Exercise requirements:
Make an exact copy of all the data.

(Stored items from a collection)
● ● ● ●

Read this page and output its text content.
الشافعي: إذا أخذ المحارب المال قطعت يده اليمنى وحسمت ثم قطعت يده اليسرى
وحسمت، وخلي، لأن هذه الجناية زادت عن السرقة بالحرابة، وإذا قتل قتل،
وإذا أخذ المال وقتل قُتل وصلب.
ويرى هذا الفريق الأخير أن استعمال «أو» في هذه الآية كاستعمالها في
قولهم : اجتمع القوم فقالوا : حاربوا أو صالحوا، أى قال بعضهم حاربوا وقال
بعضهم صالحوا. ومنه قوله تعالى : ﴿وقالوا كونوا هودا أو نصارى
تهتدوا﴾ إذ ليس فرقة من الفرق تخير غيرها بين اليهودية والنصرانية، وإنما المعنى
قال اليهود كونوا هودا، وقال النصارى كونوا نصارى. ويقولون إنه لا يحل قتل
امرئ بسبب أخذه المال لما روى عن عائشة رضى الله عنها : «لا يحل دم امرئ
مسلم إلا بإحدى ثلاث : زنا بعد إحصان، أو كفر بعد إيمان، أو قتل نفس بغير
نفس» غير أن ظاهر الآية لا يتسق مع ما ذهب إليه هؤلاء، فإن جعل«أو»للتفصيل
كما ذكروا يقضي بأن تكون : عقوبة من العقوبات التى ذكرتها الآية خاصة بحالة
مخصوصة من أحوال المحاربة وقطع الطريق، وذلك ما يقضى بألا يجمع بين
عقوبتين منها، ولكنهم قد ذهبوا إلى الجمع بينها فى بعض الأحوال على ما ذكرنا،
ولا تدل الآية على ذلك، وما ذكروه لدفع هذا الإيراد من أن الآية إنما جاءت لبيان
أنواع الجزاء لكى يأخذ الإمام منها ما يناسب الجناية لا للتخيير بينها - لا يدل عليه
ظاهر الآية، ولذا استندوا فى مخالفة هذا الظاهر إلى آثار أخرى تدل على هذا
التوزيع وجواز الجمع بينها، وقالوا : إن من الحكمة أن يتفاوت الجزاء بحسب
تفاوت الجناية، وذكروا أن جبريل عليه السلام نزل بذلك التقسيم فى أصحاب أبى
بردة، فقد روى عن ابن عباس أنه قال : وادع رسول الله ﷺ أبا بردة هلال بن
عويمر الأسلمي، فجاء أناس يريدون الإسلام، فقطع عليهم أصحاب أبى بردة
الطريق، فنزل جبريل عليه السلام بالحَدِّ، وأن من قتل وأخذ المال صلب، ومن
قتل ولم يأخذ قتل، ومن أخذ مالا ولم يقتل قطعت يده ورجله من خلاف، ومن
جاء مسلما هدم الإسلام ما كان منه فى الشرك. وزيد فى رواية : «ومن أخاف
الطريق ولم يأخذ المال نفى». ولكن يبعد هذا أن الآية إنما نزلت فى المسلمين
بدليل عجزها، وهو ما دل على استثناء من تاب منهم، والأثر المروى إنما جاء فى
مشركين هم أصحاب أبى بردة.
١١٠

● ● ● ●

Written solution:
Read this page and output its text content.
الشافعي: إذا أخذ المحارب المال قطعت يده اليمنى وحسمت ثم قطعت يده اليسرى
وحسمت، وخلي، لأن هذه الجناية زادت عن السرقة بالحرابة، وإذا قتل قتل،
وإذا أخذ المال وقتل قُتل وصلب.
ويرى هذا الفريق الأخير أن استعمال «أو» في هذه الآية كاستعمالها في
قولهم : اجتمع القوم فقالوا : حاربوا أو صالحوا، أى قال بعضهم حاربوا وقال
بعضهم صالحوا. ومنه قوله تعالى : ﴿وقالوا كونوا هودا أو نصارى
تهتدوا﴾ إذ ليس فرقة من الفرق تخير غيرها بين اليهودية والنصرانية، وإنما المعنى
قال اليهود كونوا هودا، وقال النصارى كونوا نصارى. ويقولون إنه لا يحل قتل
امرئ بسبب أخذه المال لما روى عن عائشة رضى الله عنها : «لا يحل دم امرئ
مسلم إلا بإحدى ثلاث : زنا بعد إحصان، أو كفر بعد إيمان، أو قتل نفس بغير
نفس» غير أن ظاهر الآية لا يتسق مع ما ذهب إليه هؤلاء، فإن جعل«أو»للتفصيل
كما ذكروا يقضي بأن تكون : عقوبة من العقوبات التى ذكرتها الآية خاصة بحالة
مخصوصة من أحوال المحاربة وقطع الطريق، وذلك ما يقضى بألا يجمع بين
عقوبتين منها، ولكنهم قد ذهبوا إلى الجمع بينها فى بعض الأحوال على ما ذكرنا،
ولا تدل الآية على ذلك، وما ذكروه لدفع هذا الإيراد من أن الآية إنما جاءت لبيان
أنواع الجزاء لكى يأخذ الإمام منها ما يناسب الجناية لا للتخيير بينها - لا يدل عليه
ظاهر الآية، ولذا استندوا فى مخالفة هذا الظاهر إلى آثار أخرى تدل على هذا
التوزيع وجواز الجمع بينها، وقالوا : إن من الحكمة أن يتفاوت الجزاء بحسب
تفاوت الجناية، وذكروا أن جبريل عليه السلام نزل بذلك التقسيم فى أصحاب أبى
بردة، فقد روى عن ابن عباس أنه قال : وادع رسول الله ﷺ أبا بردة هلال بن
عويمر الأسلمي، فجاء أناس يريدون الإسلام، فقطع عليهم أصحاب أبى بردة
الطريق، فنزل جبريل عليه السلام بالحَدِّ، وأن من قتل وأخذ المال صلب، ومن
قتل ولم يأخذ قتل، ومن أخذ مالا ولم يقتل قطعت يده ورجله من خلاف، ومن
جاء مسلما هدم الإسلام ما كان منه فى الشرك. وزيد فى رواية : «ومن أخاف
الطريق ولم يأخذ المال نفى». ولكن يبعد هذا أن الآية إنما نزلت فى المسلمين
بدليل عجزها، وهو ما دل على استثناء من تاب منهم، والأثر المروى إنما جاء فى
مشركين هم أصحاب أبى بردة.
١١٠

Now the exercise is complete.